AIM OF THE TASK: Repeat the lines that follow, leaving nothing out.

******************************

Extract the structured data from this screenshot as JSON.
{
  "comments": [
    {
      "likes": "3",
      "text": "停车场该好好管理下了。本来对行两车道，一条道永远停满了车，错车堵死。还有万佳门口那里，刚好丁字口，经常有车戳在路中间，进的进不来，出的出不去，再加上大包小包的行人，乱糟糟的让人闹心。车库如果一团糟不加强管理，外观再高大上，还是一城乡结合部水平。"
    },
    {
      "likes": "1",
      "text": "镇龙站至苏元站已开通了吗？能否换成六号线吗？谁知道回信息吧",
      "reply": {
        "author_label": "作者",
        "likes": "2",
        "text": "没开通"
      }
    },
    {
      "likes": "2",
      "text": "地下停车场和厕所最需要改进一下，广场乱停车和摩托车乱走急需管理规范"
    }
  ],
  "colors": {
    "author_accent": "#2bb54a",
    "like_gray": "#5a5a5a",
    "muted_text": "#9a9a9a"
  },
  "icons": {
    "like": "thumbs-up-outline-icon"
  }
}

******************************

FINISHED TASK:
Extract the structured data from this screenshot as JSON.
{
  "comments": [
    {
      "likes": "3",
      "text": "停车场该好好管理下了。本来对行两车道，一条道永远停满了车，错车堵死。还有万佳门口那里，刚好丁字口，经常有车戳在路中间，进的进不来，出的出不去，再加上大包小包的行人，乱糟糟的让人闹心。车库如果一团糟不加强管理，外观再高大上，还是一城乡结合部水平。"
    },
    {
      "likes": "1",
      "text": "镇龙站至苏元站已开通了吗？能否换成六号线吗？谁知道回信息吧",
      "reply": {
        "author_label": "作者",
        "likes": "2",
        "text": "没开通"
      }
    },
    {
      "likes": "2",
      "text": "地下停车场和厕所最需要改进一下，广场乱停车和摩托车乱走急需管理规范"
    }
  ],
  "colors": {
    "author_accent": "#2bb54a",
    "like_gray": "#5a5a5a",
    "muted_text": "#9a9a9a"
  },
  "icons": {
    "like": "thumbs-up-outline-icon"
  }
}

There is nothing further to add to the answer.